PROBLEM DESCRIPTION
All of the material below is to be restated word for word, apart from the pictures.

::: RECORDS SUPPLIED

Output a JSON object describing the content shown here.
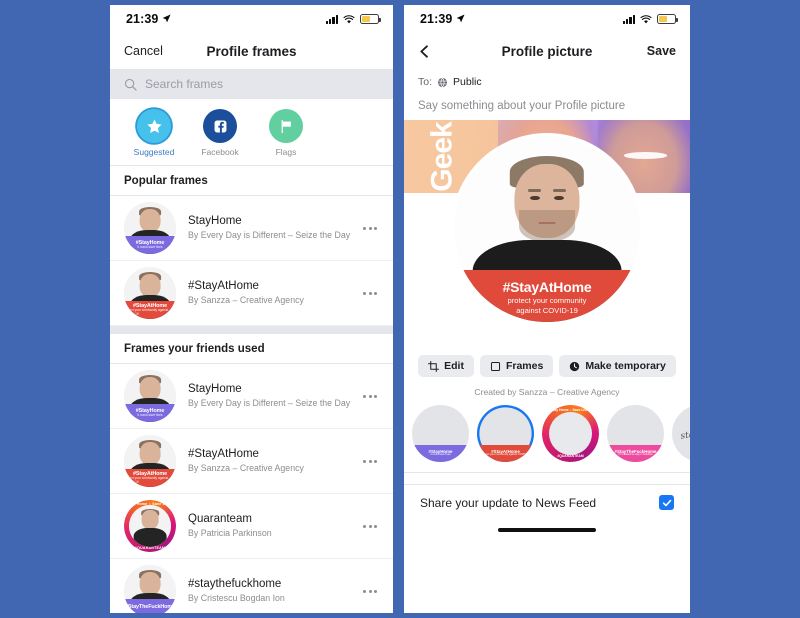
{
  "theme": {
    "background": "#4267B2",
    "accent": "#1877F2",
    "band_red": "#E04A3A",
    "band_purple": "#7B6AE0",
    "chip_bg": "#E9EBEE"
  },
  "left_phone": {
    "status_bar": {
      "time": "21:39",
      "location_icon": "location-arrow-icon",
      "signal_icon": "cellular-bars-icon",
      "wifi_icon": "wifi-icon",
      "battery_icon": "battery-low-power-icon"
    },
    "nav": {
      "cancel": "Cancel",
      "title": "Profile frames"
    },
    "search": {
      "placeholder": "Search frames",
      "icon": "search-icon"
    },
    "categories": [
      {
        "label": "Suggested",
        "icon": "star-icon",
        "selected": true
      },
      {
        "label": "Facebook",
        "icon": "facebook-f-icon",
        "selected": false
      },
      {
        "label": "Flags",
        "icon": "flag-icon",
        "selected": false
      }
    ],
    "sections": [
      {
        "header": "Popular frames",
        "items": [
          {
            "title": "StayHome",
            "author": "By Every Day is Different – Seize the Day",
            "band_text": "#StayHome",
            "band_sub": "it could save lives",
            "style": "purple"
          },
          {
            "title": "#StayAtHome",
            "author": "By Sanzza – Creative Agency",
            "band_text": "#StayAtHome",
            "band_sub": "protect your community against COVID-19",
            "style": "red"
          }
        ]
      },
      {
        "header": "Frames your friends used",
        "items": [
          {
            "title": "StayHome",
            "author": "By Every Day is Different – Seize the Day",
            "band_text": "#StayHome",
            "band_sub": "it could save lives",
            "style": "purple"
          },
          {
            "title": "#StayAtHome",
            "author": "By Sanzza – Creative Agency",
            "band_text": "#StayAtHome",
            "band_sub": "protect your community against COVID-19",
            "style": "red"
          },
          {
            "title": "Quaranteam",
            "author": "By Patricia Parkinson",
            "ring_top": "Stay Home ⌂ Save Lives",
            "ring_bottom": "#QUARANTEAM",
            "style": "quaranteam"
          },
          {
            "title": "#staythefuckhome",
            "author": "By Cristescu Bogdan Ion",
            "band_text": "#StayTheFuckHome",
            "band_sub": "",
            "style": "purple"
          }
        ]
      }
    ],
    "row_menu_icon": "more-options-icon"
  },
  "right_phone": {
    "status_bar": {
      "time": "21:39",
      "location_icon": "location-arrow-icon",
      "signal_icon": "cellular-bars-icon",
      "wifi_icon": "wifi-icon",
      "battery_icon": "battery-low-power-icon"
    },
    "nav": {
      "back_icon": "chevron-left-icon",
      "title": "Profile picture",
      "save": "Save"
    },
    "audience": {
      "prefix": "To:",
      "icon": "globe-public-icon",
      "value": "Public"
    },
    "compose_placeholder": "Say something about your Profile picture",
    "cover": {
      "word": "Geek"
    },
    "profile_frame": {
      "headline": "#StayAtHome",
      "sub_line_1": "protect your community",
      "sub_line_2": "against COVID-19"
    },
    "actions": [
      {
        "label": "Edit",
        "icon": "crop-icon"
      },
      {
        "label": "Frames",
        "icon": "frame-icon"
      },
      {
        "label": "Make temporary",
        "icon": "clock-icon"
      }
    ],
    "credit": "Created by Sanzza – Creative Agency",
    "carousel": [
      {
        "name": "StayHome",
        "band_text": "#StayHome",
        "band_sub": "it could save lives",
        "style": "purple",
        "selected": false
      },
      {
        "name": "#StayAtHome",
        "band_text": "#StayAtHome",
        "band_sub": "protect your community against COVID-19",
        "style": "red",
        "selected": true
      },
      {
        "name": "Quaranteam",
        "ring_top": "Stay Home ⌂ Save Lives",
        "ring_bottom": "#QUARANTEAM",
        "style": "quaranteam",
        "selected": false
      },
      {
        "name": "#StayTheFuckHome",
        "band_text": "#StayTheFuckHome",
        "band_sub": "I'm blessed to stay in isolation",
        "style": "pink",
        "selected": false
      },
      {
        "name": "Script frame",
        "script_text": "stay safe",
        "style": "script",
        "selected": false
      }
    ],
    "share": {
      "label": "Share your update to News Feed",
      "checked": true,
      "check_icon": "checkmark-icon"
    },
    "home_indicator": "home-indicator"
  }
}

::::::

RIGHT ANSWER
Output a JSON object describing the content shown here.
{
  "theme": {
    "background": "#4267B2",
    "accent": "#1877F2",
    "band_red": "#E04A3A",
    "band_purple": "#7B6AE0",
    "chip_bg": "#E9EBEE"
  },
  "left_phone": {
    "status_bar": {
      "time": "21:39",
      "location_icon": "location-arrow-icon",
      "signal_icon": "cellular-bars-icon",
      "wifi_icon": "wifi-icon",
      "battery_icon": "battery-low-power-icon"
    },
    "nav": {
      "cancel": "Cancel",
      "title": "Profile frames"
    },
    "search": {
      "placeholder": "Search frames",
      "icon": "search-icon"
    },
    "categories": [
      {
        "label": "Suggested",
        "icon": "star-icon",
        "selected": true
      },
      {
        "label": "Facebook",
        "icon": "facebook-f-icon",
        "selected": false
      },
      {
        "label": "Flags",
        "icon": "flag-icon",
        "selected": false
      }
    ],
    "sections": [
      {
        "header": "Popular frames",
        "items": [
          {
            "title": "StayHome",
            "author": "By Every Day is Different – Seize the Day",
            "band_text": "#StayHome",
            "band_sub": "it could save lives",
            "style": "purple"
          },
          {
            "title": "#StayAtHome",
            "author": "By Sanzza – Creative Agency",
            "band_text": "#StayAtHome",
            "band_sub": "protect your community against COVID-19",
            "style": "red"
          }
        ]
      },
      {
        "header": "Frames your friends used",
        "items": [
          {
            "title": "StayHome",
            "author": "By Every Day is Different – Seize the Day",
            "band_text": "#StayHome",
            "band_sub": "it could save lives",
            "style": "purple"
          },
          {
            "title": "#StayAtHome",
            "author": "By Sanzza – Creative Agency",
            "band_text": "#StayAtHome",
            "band_sub": "protect your community against COVID-19",
            "style": "red"
          },
          {
            "title": "Quaranteam",
            "author": "By Patricia Parkinson",
            "ring_top": "Stay Home ⌂ Save Lives",
            "ring_bottom": "#QUARANTEAM",
            "style": "quaranteam"
          },
          {
            "title": "#staythefuckhome",
            "author": "By Cristescu Bogdan Ion",
            "band_text": "#StayTheFuckHome",
            "band_sub": "",
            "style": "purple"
          }
        ]
      }
    ],
    "row_menu_icon": "more-options-icon"
  },
  "right_phone": {
    "status_bar": {
      "time": "21:39",
      "location_icon": "location-arrow-icon",
      "signal_icon": "cellular-bars-icon",
      "wifi_icon": "wifi-icon",
      "battery_icon": "battery-low-power-icon"
    },
    "nav": {
      "back_icon": "chevron-left-icon",
      "title": "Profile picture",
      "save": "Save"
    },
    "audience": {
      "prefix": "To:",
      "icon": "globe-public-icon",
      "value": "Public"
    },
    "compose_placeholder": "Say something about your Profile picture",
    "cover": {
      "word": "Geek"
    },
    "profile_frame": {
      "headline": "#StayAtHome",
      "sub_line_1": "protect your community",
      "sub_line_2": "against COVID-19"
    },
    "actions": [
      {
        "label": "Edit",
        "icon": "crop-icon"
      },
      {
        "label": "Frames",
        "icon": "frame-icon"
      },
      {
        "label": "Make temporary",
        "icon": "clock-icon"
      }
    ],
    "credit": "Created by Sanzza – Creative Agency",
    "carousel": [
      {
        "name": "StayHome",
        "band_text": "#StayHome",
        "band_sub": "it could save lives",
        "style": "purple",
        "selected": false
      },
      {
        "name": "#StayAtHome",
        "band_text": "#StayAtHome",
        "band_sub": "protect your community against COVID-19",
        "style": "red",
        "selected": true
      },
      {
        "name": "Quaranteam",
        "ring_top": "Stay Home ⌂ Save Lives",
        "ring_bottom": "#QUARANTEAM",
        "style": "quaranteam",
        "selected": false
      },
      {
        "name": "#StayTheFuckHome",
        "band_text": "#StayTheFuckHome",
        "band_sub": "I'm blessed to stay in isolation",
        "style": "pink",
        "selected": false
      },
      {
        "name": "Script frame",
        "script_text": "stay safe",
        "style": "script",
        "selected": false
      }
    ],
    "share": {
      "label": "Share your update to News Feed",
      "checked": true,
      "check_icon": "checkmark-icon"
    },
    "home_indicator": "home-indicator"
  }
}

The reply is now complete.